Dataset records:

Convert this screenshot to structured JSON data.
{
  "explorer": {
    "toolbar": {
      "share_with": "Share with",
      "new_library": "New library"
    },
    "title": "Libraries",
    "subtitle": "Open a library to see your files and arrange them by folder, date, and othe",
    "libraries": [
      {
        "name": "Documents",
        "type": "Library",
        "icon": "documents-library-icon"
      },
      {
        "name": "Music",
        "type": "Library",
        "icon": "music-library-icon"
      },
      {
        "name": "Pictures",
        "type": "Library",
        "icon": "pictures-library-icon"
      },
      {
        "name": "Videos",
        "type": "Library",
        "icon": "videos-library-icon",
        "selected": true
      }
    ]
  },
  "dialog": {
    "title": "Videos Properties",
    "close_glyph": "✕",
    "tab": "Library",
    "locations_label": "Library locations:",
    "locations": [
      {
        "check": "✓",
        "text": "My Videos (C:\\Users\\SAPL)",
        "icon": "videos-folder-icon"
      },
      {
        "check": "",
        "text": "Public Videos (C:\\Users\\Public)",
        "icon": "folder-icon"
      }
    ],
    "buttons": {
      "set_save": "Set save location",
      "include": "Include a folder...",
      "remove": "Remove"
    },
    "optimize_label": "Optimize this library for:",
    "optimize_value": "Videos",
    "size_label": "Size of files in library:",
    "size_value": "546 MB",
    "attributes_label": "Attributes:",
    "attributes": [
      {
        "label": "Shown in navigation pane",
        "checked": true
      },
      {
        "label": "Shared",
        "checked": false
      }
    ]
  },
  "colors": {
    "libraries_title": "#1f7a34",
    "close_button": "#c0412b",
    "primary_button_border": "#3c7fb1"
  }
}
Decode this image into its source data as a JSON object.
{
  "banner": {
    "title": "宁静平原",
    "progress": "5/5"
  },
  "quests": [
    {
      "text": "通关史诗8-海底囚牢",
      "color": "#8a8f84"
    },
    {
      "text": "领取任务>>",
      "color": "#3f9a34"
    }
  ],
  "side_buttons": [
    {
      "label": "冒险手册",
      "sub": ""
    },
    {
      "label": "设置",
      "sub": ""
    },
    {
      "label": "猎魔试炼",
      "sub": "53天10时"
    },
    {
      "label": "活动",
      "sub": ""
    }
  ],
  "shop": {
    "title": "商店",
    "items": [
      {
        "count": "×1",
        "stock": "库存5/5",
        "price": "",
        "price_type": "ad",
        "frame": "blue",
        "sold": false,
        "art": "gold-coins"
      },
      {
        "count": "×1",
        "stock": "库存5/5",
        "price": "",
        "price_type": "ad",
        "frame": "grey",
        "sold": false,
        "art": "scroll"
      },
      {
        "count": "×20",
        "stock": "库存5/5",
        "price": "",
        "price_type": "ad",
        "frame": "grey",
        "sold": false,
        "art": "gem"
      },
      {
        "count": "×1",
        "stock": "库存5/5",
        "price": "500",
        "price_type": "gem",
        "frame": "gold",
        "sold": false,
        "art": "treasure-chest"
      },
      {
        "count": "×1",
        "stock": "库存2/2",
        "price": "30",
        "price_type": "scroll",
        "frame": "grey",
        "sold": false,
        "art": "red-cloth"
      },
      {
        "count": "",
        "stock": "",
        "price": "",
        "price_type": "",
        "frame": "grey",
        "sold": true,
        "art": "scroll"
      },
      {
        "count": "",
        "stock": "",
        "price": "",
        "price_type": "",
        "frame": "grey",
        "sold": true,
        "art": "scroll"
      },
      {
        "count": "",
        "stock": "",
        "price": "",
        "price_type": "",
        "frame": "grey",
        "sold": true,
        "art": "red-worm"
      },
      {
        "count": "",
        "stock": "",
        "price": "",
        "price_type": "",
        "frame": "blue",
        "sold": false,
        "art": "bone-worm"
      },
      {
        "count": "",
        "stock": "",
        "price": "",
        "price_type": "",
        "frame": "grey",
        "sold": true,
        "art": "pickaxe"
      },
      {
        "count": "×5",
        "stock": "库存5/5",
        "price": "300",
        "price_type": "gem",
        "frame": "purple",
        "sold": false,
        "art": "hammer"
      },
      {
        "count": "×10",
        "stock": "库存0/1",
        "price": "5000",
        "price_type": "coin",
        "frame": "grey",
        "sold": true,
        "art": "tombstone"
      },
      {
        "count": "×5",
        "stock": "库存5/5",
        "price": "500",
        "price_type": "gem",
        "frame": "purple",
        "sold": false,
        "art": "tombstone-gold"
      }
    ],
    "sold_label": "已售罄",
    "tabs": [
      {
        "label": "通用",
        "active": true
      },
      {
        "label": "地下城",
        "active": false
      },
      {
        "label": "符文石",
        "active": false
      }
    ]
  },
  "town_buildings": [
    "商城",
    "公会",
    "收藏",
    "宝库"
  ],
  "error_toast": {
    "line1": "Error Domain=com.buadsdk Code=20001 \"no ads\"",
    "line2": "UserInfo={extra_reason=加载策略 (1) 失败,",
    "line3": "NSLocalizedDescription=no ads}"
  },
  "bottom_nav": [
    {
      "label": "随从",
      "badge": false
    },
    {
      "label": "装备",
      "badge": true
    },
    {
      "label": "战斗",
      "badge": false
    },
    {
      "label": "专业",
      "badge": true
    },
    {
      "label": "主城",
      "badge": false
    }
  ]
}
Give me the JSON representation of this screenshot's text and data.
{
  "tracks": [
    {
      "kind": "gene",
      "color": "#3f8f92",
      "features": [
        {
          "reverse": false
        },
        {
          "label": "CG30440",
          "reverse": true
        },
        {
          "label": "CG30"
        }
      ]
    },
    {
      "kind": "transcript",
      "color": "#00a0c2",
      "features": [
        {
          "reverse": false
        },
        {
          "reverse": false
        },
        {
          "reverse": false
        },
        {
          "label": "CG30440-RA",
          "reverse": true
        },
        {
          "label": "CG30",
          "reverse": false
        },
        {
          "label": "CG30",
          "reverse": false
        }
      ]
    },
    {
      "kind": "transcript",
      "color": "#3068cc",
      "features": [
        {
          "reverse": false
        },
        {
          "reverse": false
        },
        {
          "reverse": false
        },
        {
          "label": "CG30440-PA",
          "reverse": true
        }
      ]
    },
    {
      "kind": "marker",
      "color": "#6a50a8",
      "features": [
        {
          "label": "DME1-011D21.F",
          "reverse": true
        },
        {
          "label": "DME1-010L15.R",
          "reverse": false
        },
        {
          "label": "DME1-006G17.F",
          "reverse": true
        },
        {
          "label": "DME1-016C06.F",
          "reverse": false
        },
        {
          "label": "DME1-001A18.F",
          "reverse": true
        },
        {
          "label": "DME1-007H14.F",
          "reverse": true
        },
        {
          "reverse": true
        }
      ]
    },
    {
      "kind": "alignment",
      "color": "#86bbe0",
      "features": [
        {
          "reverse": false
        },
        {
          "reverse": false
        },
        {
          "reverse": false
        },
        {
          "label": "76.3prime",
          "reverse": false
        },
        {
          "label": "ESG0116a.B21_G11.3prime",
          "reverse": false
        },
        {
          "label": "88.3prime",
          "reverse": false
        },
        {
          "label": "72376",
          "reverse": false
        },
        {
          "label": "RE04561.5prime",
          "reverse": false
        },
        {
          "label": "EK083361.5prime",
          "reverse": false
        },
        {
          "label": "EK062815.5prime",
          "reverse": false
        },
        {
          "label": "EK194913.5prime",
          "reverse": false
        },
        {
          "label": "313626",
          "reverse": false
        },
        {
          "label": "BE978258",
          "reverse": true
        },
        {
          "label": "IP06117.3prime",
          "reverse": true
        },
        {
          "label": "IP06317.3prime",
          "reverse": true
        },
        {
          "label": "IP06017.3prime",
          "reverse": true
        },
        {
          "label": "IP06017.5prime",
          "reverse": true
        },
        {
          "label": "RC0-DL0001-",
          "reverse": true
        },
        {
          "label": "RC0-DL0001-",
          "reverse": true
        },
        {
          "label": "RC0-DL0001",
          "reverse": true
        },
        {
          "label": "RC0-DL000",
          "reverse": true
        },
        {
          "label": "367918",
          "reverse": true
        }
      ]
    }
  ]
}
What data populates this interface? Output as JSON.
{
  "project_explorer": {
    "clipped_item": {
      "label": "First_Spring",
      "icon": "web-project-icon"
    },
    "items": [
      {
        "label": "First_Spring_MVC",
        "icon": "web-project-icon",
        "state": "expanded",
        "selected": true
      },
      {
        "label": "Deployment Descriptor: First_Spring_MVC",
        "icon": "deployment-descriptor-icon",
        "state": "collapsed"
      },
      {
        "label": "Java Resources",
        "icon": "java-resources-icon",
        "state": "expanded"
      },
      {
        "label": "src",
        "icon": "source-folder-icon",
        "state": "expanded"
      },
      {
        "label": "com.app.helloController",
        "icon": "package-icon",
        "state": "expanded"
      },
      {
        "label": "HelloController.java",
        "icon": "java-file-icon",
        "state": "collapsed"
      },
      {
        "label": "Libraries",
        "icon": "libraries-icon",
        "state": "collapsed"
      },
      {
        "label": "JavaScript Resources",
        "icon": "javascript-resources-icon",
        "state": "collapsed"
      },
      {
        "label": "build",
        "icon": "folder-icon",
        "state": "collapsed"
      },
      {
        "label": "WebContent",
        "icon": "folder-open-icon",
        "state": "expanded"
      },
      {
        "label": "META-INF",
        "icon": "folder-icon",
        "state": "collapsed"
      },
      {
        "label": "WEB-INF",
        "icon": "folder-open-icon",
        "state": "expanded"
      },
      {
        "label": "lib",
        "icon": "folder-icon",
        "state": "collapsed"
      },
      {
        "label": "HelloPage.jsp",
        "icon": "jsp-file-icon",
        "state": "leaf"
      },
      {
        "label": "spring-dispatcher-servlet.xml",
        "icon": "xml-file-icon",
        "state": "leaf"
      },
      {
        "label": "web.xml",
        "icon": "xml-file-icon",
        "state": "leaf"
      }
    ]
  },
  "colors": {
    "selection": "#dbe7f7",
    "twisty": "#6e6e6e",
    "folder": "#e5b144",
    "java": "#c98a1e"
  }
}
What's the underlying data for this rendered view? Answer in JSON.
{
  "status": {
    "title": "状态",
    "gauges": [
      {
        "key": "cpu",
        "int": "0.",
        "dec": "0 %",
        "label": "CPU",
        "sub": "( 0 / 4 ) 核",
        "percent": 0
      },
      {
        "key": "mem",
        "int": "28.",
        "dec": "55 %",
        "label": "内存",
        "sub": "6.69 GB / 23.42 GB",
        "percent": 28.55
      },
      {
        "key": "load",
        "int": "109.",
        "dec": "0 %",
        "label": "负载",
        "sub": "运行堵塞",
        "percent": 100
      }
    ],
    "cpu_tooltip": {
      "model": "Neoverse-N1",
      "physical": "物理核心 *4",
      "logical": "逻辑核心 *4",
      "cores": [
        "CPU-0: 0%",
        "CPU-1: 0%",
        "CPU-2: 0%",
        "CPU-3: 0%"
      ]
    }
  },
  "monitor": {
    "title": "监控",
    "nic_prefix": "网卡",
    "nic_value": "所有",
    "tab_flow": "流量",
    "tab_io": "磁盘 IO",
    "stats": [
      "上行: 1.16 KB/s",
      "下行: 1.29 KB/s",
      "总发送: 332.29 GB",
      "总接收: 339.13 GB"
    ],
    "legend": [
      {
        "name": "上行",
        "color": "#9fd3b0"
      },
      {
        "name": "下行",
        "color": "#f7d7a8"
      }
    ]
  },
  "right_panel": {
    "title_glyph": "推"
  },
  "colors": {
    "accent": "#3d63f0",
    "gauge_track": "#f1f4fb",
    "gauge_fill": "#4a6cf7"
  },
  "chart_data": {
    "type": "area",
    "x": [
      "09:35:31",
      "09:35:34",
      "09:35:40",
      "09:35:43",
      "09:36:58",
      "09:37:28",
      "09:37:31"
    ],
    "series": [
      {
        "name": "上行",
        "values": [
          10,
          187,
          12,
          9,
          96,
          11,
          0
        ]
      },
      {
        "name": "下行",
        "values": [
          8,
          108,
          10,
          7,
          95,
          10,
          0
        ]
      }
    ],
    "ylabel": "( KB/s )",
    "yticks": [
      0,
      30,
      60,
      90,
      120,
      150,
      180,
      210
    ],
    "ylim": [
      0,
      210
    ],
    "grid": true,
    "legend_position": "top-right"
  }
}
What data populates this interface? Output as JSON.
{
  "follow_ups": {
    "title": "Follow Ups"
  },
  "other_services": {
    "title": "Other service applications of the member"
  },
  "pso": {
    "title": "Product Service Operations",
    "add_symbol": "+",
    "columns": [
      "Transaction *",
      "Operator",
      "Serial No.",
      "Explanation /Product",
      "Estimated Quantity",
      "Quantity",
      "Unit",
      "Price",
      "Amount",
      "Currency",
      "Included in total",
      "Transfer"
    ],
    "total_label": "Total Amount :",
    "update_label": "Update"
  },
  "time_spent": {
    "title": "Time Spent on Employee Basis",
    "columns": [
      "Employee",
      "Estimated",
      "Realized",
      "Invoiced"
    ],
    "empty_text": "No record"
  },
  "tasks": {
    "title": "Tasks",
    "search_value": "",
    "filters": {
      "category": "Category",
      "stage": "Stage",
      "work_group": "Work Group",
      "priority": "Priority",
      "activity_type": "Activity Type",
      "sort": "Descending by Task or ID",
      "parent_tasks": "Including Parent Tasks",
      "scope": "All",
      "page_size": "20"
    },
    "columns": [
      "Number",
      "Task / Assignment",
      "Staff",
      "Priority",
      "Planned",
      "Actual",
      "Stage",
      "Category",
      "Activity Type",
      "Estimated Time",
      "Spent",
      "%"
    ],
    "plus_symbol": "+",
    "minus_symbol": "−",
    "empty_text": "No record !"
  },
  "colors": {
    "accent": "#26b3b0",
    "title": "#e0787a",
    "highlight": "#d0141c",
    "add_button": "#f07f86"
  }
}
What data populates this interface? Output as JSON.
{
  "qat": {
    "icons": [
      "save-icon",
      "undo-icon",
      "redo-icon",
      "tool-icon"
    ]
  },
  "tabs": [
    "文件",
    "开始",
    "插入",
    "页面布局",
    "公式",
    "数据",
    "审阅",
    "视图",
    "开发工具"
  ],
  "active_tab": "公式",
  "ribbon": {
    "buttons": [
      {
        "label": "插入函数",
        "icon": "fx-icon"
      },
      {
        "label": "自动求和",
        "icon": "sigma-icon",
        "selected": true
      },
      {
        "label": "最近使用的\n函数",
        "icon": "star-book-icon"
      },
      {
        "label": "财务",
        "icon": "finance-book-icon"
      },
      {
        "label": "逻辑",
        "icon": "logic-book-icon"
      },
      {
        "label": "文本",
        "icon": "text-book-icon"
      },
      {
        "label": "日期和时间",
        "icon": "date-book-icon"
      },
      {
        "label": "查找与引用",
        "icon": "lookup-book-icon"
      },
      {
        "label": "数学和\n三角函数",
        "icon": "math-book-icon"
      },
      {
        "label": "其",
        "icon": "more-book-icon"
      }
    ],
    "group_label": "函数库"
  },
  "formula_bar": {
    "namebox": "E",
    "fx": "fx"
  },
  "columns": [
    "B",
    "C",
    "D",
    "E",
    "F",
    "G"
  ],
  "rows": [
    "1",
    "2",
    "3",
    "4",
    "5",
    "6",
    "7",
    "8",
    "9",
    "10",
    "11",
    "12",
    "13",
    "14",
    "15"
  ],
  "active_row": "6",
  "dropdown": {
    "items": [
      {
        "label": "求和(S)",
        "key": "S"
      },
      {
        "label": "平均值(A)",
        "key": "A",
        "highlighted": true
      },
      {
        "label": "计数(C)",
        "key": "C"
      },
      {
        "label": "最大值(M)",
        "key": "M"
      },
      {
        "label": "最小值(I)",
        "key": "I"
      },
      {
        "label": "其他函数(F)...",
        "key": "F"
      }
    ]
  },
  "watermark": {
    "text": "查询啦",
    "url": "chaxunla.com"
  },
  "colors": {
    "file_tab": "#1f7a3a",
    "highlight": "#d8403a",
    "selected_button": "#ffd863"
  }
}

INSTRUCTION: Gather every line from the entries above where the word "Users" appears, and copy them.

TASK RESPONSE:
        "text": "My Videos (C:\\Users\\SAPL)",
        "text": "Public Videos (C:\\Users\\Public)",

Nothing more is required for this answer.